● **WHAT NEEDS TO BE DONE**
Output the data that follows exactly, line for line.

● **GIVEN ENTRIES**

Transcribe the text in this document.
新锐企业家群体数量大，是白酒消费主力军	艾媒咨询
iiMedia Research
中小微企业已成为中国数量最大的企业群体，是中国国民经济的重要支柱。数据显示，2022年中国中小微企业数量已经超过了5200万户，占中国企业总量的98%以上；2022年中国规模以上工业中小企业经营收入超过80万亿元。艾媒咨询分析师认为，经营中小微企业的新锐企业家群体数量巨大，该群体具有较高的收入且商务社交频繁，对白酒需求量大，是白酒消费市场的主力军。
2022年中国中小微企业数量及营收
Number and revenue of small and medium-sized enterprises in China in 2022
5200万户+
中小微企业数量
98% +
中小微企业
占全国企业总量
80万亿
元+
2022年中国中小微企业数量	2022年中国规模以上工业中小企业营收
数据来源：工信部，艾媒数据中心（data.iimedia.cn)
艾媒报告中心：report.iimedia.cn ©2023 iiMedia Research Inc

● **OUTPUT OF THE TASK**
Transcribe the text in this document.
新锐企业家群体数量大，是白酒消费主力军	艾媒咨询
iiMedia Research
中小微企业已成为中国数量最大的企业群体，是中国国民经济的重要支柱。数据显示，2022年中国中小微企业数量已经超过了5200万户，占中国企业总量的98%以上；2022年中国规模以上工业中小企业经营收入超过80万亿元。艾媒咨询分析师认为，经营中小微企业的新锐企业家群体数量巨大，该群体具有较高的收入且商务社交频繁，对白酒需求量大，是白酒消费市场的主力军。
2022年中国中小微企业数量及营收
Number and revenue of small and medium-sized enterprises in China in 2022
5200万户+
中小微企业数量
98% +
中小微企业
占全国企业总量
80万亿
元+
2022年中国中小微企业数量	2022年中国规模以上工业中小企业营收
数据来源：工信部，艾媒数据中心（data.iimedia.cn)
艾媒报告中心：report.iimedia.cn ©2023 iiMedia Research Inc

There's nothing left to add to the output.